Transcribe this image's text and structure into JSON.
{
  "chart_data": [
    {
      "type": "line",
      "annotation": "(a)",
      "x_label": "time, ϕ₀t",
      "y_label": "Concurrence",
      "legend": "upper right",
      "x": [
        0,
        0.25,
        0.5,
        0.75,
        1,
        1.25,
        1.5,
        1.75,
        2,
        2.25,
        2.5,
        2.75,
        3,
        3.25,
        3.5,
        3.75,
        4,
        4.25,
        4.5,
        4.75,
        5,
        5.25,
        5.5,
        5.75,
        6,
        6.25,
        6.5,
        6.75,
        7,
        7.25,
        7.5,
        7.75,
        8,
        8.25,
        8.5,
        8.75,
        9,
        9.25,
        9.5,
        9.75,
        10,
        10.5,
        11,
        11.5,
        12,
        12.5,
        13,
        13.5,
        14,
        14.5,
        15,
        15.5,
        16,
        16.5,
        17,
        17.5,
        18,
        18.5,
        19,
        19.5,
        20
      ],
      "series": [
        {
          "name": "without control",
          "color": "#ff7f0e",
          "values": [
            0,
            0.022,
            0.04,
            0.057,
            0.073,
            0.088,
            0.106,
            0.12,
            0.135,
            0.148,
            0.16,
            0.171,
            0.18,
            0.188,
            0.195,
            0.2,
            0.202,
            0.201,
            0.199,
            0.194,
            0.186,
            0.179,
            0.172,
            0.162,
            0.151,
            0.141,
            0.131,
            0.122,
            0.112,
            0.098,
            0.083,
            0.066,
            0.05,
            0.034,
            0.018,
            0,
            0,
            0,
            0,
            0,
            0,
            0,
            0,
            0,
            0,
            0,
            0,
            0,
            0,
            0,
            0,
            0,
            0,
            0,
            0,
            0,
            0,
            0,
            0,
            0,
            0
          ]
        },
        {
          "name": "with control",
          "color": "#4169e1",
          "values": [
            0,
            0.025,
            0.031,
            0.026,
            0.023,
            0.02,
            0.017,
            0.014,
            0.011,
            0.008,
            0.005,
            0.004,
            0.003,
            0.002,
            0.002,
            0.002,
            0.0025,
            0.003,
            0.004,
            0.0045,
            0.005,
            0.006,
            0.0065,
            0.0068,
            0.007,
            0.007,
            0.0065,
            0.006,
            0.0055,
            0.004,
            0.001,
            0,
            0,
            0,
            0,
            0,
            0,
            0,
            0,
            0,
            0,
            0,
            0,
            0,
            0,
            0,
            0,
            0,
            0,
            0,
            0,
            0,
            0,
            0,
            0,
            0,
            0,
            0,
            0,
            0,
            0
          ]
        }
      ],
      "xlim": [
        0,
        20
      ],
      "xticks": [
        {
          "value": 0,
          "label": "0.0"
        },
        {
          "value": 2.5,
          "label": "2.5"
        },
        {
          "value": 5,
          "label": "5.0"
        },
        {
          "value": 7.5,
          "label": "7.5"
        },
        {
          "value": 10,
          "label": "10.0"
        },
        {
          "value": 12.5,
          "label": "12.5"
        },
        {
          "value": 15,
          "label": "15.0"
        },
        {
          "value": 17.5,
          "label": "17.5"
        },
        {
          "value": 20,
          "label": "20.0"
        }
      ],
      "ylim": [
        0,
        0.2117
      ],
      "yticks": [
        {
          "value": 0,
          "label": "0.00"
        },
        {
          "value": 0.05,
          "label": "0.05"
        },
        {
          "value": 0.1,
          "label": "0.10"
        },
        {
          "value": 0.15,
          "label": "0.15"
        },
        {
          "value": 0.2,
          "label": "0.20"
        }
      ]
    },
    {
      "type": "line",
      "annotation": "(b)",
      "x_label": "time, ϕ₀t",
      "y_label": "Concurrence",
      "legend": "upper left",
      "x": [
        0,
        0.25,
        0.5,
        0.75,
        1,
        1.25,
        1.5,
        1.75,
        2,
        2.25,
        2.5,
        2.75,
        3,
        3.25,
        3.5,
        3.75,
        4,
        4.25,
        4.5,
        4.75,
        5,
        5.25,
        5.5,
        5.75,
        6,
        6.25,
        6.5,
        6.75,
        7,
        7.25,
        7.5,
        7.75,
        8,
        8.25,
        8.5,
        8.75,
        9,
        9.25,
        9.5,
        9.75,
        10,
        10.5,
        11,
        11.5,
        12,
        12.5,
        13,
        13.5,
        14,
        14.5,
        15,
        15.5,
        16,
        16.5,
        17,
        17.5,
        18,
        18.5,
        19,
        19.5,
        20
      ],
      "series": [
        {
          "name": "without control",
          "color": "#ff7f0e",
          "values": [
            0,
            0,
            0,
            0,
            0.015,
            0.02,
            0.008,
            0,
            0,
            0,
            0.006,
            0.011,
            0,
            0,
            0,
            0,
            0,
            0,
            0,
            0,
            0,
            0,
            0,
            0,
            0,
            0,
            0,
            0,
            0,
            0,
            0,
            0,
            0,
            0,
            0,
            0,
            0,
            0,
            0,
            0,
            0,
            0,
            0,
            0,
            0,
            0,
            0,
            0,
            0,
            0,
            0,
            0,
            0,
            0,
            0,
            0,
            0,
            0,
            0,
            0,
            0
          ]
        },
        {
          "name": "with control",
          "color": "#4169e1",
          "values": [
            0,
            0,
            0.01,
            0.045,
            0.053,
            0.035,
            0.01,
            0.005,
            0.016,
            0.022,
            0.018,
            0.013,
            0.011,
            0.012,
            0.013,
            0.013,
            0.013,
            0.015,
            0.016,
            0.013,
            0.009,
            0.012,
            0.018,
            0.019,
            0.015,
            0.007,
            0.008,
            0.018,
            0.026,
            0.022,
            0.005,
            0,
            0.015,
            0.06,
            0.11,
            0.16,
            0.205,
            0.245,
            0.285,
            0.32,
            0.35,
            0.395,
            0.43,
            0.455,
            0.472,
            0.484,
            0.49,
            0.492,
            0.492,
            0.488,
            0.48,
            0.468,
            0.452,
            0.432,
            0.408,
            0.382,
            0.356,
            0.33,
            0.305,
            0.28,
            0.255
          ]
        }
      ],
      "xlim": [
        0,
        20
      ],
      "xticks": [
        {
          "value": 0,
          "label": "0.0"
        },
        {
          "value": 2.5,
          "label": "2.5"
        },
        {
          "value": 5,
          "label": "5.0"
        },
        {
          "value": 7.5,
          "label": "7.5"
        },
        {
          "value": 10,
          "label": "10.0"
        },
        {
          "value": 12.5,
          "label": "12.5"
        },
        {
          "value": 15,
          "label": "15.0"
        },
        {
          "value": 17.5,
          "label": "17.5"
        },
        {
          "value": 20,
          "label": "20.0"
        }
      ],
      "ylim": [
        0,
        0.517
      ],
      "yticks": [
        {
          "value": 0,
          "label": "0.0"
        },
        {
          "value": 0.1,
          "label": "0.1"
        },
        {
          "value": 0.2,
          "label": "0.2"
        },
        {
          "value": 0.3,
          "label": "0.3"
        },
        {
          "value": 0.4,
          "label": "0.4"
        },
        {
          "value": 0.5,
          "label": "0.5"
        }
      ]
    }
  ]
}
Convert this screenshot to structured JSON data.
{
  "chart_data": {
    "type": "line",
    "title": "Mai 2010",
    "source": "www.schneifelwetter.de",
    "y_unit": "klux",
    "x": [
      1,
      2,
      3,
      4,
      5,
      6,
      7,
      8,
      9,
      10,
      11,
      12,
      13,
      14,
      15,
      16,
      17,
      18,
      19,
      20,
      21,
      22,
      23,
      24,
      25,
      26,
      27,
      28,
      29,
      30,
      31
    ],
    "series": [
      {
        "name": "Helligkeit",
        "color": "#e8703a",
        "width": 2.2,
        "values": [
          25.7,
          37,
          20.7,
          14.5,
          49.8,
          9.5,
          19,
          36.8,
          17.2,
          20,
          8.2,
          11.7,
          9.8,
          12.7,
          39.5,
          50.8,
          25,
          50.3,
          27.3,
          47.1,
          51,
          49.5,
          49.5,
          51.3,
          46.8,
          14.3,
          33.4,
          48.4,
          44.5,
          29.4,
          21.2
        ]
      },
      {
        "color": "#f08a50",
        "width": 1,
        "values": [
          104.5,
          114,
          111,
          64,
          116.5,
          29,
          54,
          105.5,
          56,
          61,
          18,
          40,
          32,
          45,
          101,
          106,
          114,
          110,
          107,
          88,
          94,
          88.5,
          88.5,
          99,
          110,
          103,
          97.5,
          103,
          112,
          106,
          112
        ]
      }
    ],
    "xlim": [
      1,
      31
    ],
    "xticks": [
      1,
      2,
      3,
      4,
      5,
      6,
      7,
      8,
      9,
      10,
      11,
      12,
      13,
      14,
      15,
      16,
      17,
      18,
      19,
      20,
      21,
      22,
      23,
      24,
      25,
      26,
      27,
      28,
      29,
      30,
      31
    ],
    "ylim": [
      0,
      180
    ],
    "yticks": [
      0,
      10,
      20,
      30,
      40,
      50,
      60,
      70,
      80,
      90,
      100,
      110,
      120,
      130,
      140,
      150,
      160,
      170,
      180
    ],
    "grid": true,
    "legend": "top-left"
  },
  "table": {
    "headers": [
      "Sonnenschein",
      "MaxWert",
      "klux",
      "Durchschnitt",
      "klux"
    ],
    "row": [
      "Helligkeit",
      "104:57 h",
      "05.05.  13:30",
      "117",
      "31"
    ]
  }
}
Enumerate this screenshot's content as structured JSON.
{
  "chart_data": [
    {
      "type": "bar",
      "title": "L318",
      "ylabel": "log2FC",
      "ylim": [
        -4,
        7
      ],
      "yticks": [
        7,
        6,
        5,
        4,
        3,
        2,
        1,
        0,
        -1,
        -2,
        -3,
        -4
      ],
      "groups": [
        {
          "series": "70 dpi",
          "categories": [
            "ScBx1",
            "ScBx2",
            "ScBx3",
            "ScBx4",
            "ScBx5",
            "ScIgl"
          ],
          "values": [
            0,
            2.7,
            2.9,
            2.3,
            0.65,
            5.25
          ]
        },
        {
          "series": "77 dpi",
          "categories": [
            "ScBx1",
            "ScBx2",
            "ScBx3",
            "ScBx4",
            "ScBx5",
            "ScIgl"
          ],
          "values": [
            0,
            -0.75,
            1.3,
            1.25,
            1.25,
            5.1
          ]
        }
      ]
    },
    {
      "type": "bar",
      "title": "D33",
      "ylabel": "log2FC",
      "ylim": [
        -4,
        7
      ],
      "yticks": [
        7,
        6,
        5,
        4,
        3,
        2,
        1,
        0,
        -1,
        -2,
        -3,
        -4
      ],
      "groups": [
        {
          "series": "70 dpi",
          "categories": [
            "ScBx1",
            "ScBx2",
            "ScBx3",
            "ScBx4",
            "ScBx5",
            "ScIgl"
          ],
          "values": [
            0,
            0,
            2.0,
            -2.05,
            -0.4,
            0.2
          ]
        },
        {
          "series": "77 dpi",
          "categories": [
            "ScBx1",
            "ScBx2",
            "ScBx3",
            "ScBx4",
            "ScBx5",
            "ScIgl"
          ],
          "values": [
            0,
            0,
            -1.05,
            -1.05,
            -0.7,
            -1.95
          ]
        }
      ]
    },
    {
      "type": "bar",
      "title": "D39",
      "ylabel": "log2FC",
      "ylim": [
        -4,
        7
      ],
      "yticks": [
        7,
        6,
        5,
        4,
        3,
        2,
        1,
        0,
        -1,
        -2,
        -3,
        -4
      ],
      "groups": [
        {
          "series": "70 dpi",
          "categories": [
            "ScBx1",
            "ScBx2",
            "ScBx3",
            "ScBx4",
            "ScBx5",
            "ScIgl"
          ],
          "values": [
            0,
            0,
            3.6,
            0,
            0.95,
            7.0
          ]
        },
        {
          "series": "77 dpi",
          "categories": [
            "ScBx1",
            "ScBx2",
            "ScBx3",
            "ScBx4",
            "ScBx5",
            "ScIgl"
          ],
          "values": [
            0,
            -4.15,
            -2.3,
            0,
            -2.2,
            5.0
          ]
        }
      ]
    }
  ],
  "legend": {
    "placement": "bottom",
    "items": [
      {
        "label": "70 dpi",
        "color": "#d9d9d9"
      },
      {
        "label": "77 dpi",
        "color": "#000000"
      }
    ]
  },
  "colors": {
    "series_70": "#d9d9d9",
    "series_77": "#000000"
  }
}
::::
Give only the number of lines in the records that contain the string "structured".

2